• _Recorded data_
----
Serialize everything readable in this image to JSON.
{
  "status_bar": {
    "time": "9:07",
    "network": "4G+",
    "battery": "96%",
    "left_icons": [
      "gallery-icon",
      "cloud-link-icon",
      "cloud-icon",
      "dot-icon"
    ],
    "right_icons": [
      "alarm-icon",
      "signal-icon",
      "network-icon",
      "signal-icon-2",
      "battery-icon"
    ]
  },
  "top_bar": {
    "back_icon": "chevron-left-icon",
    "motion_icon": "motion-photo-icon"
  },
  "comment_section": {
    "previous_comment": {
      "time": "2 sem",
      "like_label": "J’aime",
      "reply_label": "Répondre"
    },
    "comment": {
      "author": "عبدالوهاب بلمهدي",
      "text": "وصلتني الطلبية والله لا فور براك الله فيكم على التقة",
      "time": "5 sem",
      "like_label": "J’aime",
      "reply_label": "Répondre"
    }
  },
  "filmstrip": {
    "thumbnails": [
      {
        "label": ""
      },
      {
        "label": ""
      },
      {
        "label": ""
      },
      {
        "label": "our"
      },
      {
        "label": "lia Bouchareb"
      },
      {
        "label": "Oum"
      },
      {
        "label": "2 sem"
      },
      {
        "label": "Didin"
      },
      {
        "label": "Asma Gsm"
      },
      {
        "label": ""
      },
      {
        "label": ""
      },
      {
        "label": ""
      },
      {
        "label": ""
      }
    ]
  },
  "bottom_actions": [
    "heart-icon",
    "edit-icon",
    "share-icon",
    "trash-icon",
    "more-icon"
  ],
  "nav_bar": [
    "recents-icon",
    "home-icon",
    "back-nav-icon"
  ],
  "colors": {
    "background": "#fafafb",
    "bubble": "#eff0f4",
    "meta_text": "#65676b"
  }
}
----
• _What needs to be done_
Restate each entry exactly, skipping none.

• _Exercise result_
Serialize everything readable in this image to JSON.
{
  "status_bar": {
    "time": "9:07",
    "network": "4G+",
    "battery": "96%",
    "left_icons": [
      "gallery-icon",
      "cloud-link-icon",
      "cloud-icon",
      "dot-icon"
    ],
    "right_icons": [
      "alarm-icon",
      "signal-icon",
      "network-icon",
      "signal-icon-2",
      "battery-icon"
    ]
  },
  "top_bar": {
    "back_icon": "chevron-left-icon",
    "motion_icon": "motion-photo-icon"
  },
  "comment_section": {
    "previous_comment": {
      "time": "2 sem",
      "like_label": "J’aime",
      "reply_label": "Répondre"
    },
    "comment": {
      "author": "عبدالوهاب بلمهدي",
      "text": "وصلتني الطلبية والله لا فور براك الله فيكم على التقة",
      "time": "5 sem",
      "like_label": "J’aime",
      "reply_label": "Répondre"
    }
  },
  "filmstrip": {
    "thumbnails": [
      {
        "label": ""
      },
      {
        "label": ""
      },
      {
        "label": ""
      },
      {
        "label": "our"
      },
      {
        "label": "lia Bouchareb"
      },
      {
        "label": "Oum"
      },
      {
        "label": "2 sem"
      },
      {
        "label": "Didin"
      },
      {
        "label": "Asma Gsm"
      },
      {
        "label": ""
      },
      {
        "label": ""
      },
      {
        "label": ""
      },
      {
        "label": ""
      }
    ]
  },
  "bottom_actions": [
    "heart-icon",
    "edit-icon",
    "share-icon",
    "trash-icon",
    "more-icon"
  ],
  "nav_bar": [
    "recents-icon",
    "home-icon",
    "back-nav-icon"
  ],
  "colors": {
    "background": "#fafafb",
    "bubble": "#eff0f4",
    "meta_text": "#65676b"
  }
}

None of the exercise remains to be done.